YOUR TASK: Keep only the lines of the data below that contain "влияние", and copy them.

GIVEN RECORDS:
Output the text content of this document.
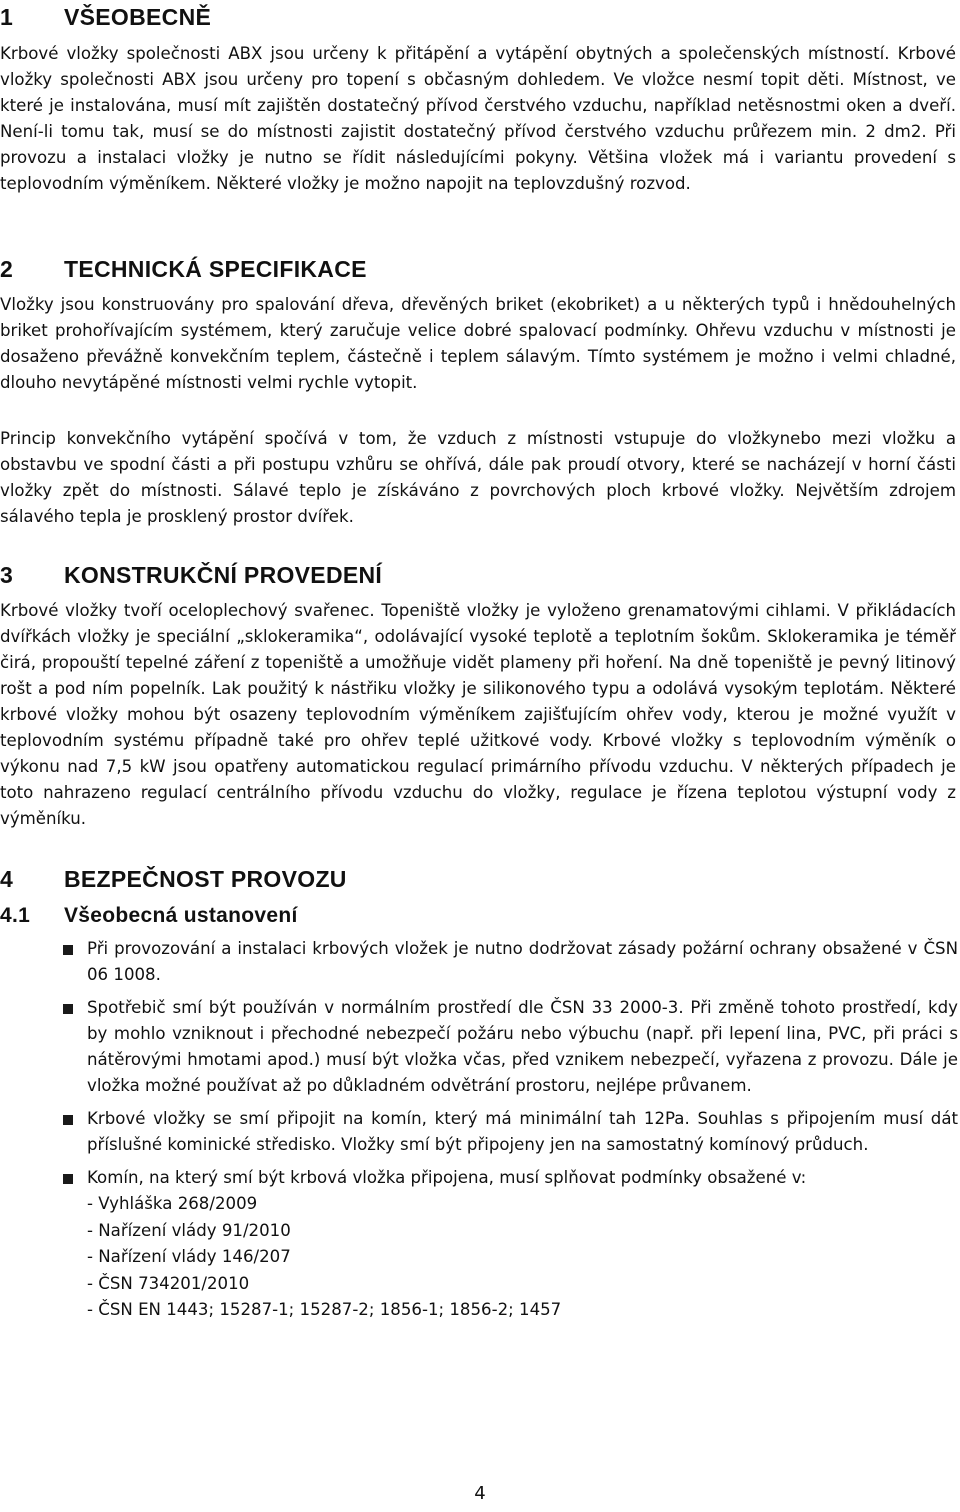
1 VŠEOBECNĚ

Krbové vložky společnosti ABX jsou určeny k přitápění a vytápění obytných a společenských místností. Krbové vložky společnosti ABX jsou určeny pro topení s občasným dohledem. Ve vložce nesmí topit děti. Místnost, ve které je instalována, musí mít zajištěn dostatečný přívod čerstvého vzduchu, například netěsnostmi oken a dveří. Není-li tomu tak, musí se do místnosti zajistit dostatečný přívod čerstvého vzduchu průřezem min. 2 dm2. Při provozu a instalaci vložky je nutno se řídit následujícími pokyny. Většina vložek má i variantu provedení s teplovodním výměníkem. Některé vložky je možno napojit na teplovzdušný rozvod.

2 TECHNICKÁ SPECIFIKACE

Vložky jsou konstruovány pro spalování dřeva, dřevěných briket (ekobriket) a u některých typů i hnědouhelných briket prohořívajícím systémem, který zaručuje velice dobré spalovací podmínky. Ohřevu vzduchu v místnosti je dosaženo převážně konvekčním teplem, částečně i teplem sálavým. Tímto systémem je možno i velmi chladné, dlouho nevytápěné místnosti velmi rychle vytopit.

Princip konvekčního vytápění spočívá v tom, že vzduch z místnosti vstupuje do vložkynebo mezi vložku a obstavbu ve spodní části a při postupu vzhůru se ohřívá, dále pak proudí otvory, které se nacházejí v horní části vložky zpět do místnosti. Sálavé teplo je získáváno z povrchových ploch krbové vložky. Největším zdrojem sálavého tepla je prosklený prostor dvířek.

3 KONSTRUKČNÍ PROVEDENÍ

Krbové vložky tvoří oceloplechový svařenec. Topeniště vložky je vyloženo grenamatovými cihlami. V přikládacích dvířkách vložky je speciální „sklokeramika“, odolávající vysoké teplotě a teplotním šokům. Sklokeramika je téměř čirá, propouští tepelné záření z topeniště a umožňuje vidět plameny při hoření. Na dně topeniště je pevný litinový rošt a pod ním popelník. Lak použitý k nástřiku vložky je silikonového typu a odolává vysokým teplotám. Některé krbové vložky mohou být osazeny teplovodním výměníkem zajišťujícím ohřev vody, kterou je možné využít v teplovodním systému případně také pro ohřev teplé užitkové vody. Krbové vložky s teplovodním výměník o výkonu nad 7,5 kW jsou opatřeny automatickou regulací primárního přívodu vzduchu. V některých případech je toto nahrazeno regulací centrálního přívodu vzduchu do vložky, regulace je řízena teplotou výstupní vody z výměníku.

4 BEZPEČNOST PROVOZU
4.1 Všeobecná ustanovení
Při provozování a instalaci krbových vložek je nutno dodržovat zásady požární ochrany obsažené v ČSN 06 1008.
Spotřebič smí být používán v normálním prostředí dle ČSN 33 2000-3. Při změně tohoto prostředí, kdy by mohlo vzniknout i přechodné nebezpečí požáru nebo výbuchu (např. při lepení lina, PVC, při práci s nátěrovými hmotami apod.) musí být vložka včas, před vznikem nebezpečí, vyřazena z provozu. Dále je vložka možné používat až po důkladném odvětrání prostoru, nejlépe průvanem.
Krbové vložky se smí připojit na komín, který má minimální tah 12Pa. Souhlas s připojením musí dát příslušné kominické středisko. Vložky smí být připojeny jen na samostatný komínový průduch.
Komín, na který smí být krbová vložka připojena, musí splňovat podmínky obsažené v:
- Vyhláška 268/2009
- Nařízení vlády 91/2010
- Nařízení vlády 146/207
- ČSN 734201/2010
- ČSN EN 1443; 15287-1; 15287-2; 1856-1; 1856-2; 1457
4
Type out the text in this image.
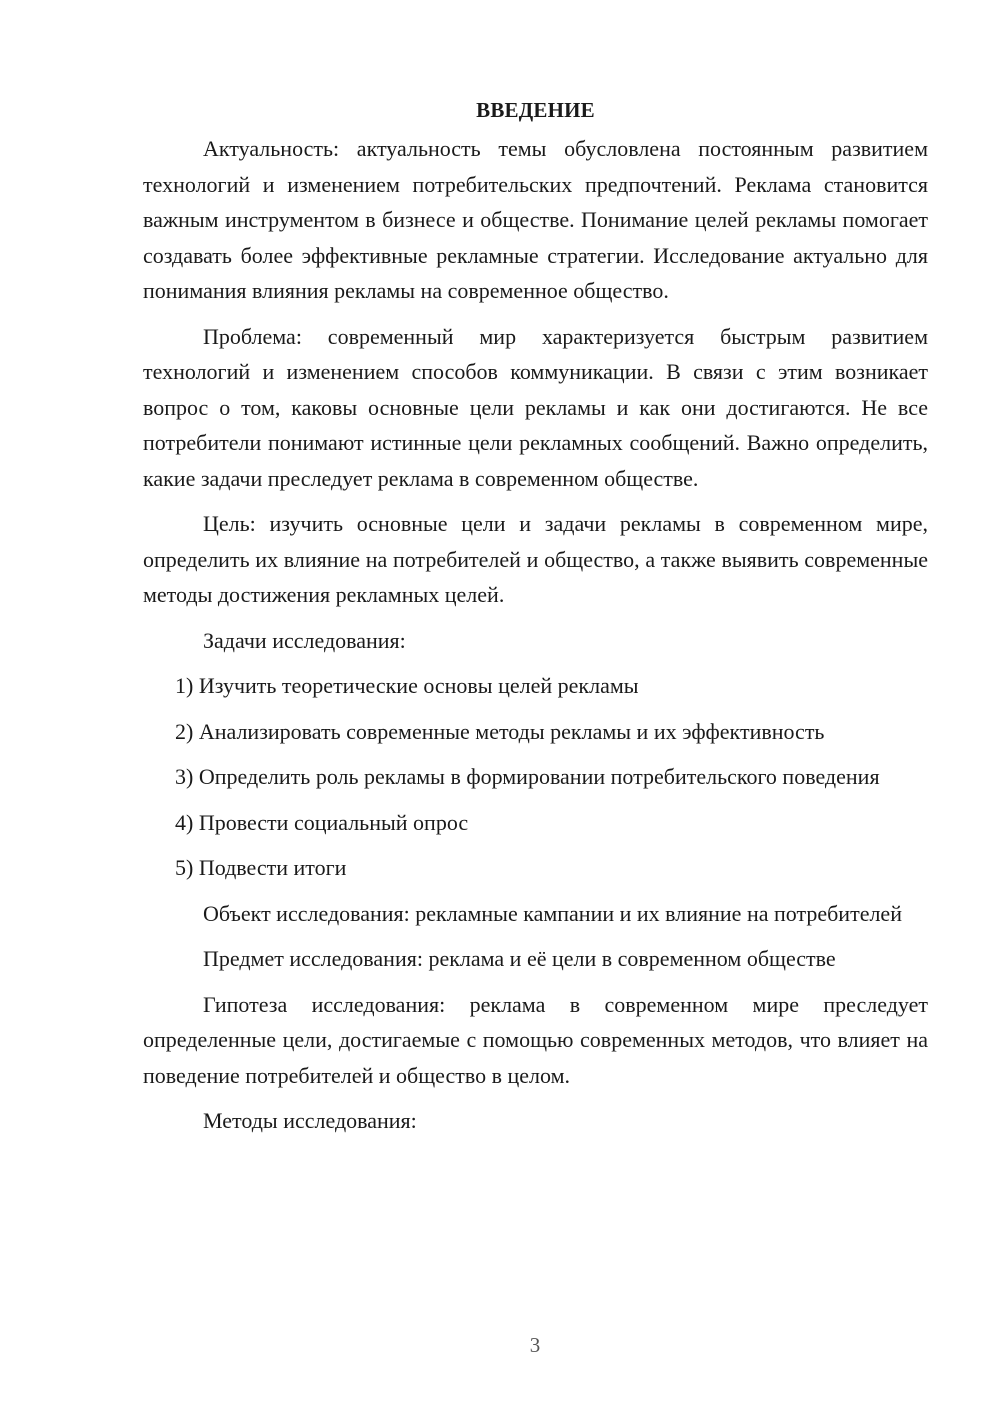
ВВЕДЕНИЕ

Актуальность: актуальность темы обусловлена постоянным развитием технологий и изменением потребительских предпочтений. Реклама становится важным инструментом в бизнесе и обществе. Понимание целей рекламы помогает создавать более эффективные рекламные стратегии. Исследование актуально для понимания влияния рекламы на современное общество.

Проблема: современный мир характеризуется быстрым развитием технологий и изменением способов коммуникации. В связи с этим возникает вопрос о том, каковы основные цели рекламы и как они достигаются. Не все потребители понимают истинные цели рекламных сообщений. Важно определить, какие задачи преследует реклама в современном обществе.

Цель: изучить основные цели и задачи рекламы в современном мире, определить их влияние на потребителей и общество, а также выявить современные методы достижения рекламных целей.

Задачи исследования:

1) Изучить теоретические основы целей рекламы

2) Анализировать современные методы рекламы и их эффективность

3) Определить роль рекламы в формировании потребительского поведения

4) Провести социальный опрос

5) Подвести итоги

Объект исследования: рекламные кампании и их влияние на потребителей

Предмет исследования: реклама и её цели в современном обществе

Гипотеза исследования: реклама в современном мире преследует определенные цели, достигаемые с помощью современных методов, что влияет на поведение потребителей и общество в целом.

Методы исследования:

3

FULL ANSWER:
Цель: изучить основные цели и задачи рекламы в современном мире, определить их влияние на потребителей и общество, а также выявить современные методы достижения рекламных целей.
Объект исследования: рекламные кампании и их влияние на потребителей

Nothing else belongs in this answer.